» **Work to do**: State only the number of lines that include "arcsec".

» **Extracted records**:

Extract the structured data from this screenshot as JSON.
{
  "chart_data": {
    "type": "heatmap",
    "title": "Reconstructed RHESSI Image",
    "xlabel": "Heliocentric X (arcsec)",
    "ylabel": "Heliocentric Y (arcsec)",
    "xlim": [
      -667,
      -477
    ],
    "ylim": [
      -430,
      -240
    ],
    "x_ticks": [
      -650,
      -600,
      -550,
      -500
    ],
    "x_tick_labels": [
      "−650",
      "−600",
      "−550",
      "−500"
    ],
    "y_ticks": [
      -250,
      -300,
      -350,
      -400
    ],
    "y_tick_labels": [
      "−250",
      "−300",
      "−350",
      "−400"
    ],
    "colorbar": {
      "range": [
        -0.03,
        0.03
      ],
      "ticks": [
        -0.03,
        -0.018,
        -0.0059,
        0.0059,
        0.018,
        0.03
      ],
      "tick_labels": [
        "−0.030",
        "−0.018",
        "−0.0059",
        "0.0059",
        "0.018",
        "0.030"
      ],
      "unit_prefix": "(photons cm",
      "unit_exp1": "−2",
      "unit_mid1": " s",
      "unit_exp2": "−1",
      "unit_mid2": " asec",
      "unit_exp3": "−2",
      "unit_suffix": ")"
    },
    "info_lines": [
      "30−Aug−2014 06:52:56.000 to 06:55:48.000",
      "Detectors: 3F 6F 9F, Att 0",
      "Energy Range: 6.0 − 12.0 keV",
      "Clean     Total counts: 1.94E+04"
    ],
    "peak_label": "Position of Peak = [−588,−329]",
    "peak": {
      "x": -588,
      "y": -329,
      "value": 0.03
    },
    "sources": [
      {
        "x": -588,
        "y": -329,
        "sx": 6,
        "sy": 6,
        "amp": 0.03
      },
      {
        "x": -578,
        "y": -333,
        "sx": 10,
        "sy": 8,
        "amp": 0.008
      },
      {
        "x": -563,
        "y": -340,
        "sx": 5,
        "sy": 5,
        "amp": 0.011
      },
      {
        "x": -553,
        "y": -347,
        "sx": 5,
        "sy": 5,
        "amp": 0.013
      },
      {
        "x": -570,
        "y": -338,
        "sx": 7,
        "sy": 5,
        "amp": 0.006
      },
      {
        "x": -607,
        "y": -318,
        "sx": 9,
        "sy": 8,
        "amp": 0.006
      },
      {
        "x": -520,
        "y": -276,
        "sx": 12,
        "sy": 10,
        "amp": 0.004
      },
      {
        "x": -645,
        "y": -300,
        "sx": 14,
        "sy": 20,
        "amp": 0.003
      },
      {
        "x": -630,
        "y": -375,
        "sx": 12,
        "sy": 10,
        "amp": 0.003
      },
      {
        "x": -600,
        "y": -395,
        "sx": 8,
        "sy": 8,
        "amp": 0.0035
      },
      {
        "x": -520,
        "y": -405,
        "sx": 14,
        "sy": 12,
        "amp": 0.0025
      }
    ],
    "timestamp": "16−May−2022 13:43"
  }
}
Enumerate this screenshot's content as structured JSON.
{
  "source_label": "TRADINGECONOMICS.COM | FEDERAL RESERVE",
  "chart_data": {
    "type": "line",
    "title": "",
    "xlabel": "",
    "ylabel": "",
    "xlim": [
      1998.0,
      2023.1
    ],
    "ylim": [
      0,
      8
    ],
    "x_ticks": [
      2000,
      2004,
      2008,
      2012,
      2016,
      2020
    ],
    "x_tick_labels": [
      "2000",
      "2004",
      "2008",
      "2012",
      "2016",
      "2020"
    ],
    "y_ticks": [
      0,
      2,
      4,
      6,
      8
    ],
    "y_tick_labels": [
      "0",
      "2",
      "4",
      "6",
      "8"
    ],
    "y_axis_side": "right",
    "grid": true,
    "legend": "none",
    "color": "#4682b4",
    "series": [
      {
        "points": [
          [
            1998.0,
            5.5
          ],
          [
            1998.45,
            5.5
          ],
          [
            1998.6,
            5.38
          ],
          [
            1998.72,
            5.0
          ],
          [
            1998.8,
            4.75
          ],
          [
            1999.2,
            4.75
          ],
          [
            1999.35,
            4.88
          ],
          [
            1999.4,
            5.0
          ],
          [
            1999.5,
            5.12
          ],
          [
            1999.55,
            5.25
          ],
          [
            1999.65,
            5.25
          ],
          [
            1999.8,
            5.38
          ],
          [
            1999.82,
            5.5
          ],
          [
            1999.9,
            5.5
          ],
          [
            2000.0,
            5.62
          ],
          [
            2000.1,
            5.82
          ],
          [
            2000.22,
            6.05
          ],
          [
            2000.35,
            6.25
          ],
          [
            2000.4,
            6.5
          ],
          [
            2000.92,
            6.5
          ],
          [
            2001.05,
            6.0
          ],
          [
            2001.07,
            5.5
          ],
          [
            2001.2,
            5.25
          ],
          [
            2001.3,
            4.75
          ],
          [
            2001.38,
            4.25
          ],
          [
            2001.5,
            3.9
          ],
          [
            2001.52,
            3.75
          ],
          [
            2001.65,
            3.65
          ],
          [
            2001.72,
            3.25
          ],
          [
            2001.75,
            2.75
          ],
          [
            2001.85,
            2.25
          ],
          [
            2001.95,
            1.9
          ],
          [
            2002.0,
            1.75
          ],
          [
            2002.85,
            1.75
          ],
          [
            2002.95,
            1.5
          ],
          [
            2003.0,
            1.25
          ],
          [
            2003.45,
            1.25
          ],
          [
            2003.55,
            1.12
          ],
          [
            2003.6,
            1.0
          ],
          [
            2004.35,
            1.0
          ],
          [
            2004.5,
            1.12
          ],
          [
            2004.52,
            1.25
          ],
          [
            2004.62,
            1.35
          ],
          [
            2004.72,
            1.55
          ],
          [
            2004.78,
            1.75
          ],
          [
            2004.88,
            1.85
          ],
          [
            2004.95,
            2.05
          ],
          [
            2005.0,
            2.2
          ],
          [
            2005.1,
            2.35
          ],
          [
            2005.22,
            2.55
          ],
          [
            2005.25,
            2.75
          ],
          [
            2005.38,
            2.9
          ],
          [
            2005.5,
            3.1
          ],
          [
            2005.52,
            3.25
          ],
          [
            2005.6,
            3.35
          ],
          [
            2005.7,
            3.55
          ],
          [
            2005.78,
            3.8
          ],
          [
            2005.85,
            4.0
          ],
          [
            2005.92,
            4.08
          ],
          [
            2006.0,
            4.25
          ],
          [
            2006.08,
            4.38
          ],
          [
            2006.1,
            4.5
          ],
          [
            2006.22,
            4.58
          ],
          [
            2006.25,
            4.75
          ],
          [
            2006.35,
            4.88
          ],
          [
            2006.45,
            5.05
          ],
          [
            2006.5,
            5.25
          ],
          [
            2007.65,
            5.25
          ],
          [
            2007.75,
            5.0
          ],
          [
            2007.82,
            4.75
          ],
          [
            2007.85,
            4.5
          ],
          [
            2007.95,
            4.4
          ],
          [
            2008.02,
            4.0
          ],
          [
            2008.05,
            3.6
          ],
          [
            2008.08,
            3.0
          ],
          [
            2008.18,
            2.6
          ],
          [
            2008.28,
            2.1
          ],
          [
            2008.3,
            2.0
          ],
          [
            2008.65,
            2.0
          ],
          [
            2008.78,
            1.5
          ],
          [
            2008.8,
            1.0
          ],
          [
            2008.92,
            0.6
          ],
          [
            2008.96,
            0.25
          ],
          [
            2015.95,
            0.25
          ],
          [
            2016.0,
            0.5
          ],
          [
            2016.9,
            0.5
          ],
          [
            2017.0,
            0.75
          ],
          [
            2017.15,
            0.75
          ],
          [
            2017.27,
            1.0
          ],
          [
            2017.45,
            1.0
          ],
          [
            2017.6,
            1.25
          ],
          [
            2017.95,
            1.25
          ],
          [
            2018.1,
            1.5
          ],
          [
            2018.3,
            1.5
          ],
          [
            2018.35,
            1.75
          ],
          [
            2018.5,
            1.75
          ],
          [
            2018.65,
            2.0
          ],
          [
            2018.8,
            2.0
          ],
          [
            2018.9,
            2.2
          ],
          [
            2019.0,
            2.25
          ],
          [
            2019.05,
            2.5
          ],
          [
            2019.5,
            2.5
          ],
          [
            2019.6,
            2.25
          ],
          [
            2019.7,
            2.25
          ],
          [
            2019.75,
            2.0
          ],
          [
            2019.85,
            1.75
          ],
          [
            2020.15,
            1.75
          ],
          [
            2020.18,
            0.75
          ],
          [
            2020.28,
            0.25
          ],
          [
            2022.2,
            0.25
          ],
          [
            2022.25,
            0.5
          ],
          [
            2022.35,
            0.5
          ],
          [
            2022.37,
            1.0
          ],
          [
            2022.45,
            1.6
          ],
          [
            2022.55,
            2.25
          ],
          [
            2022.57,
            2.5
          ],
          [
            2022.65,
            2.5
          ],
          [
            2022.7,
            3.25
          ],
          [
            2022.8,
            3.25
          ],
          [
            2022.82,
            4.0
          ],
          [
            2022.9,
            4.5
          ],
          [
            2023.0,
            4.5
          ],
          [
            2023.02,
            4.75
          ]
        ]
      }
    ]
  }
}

» **Answer to the task**: 2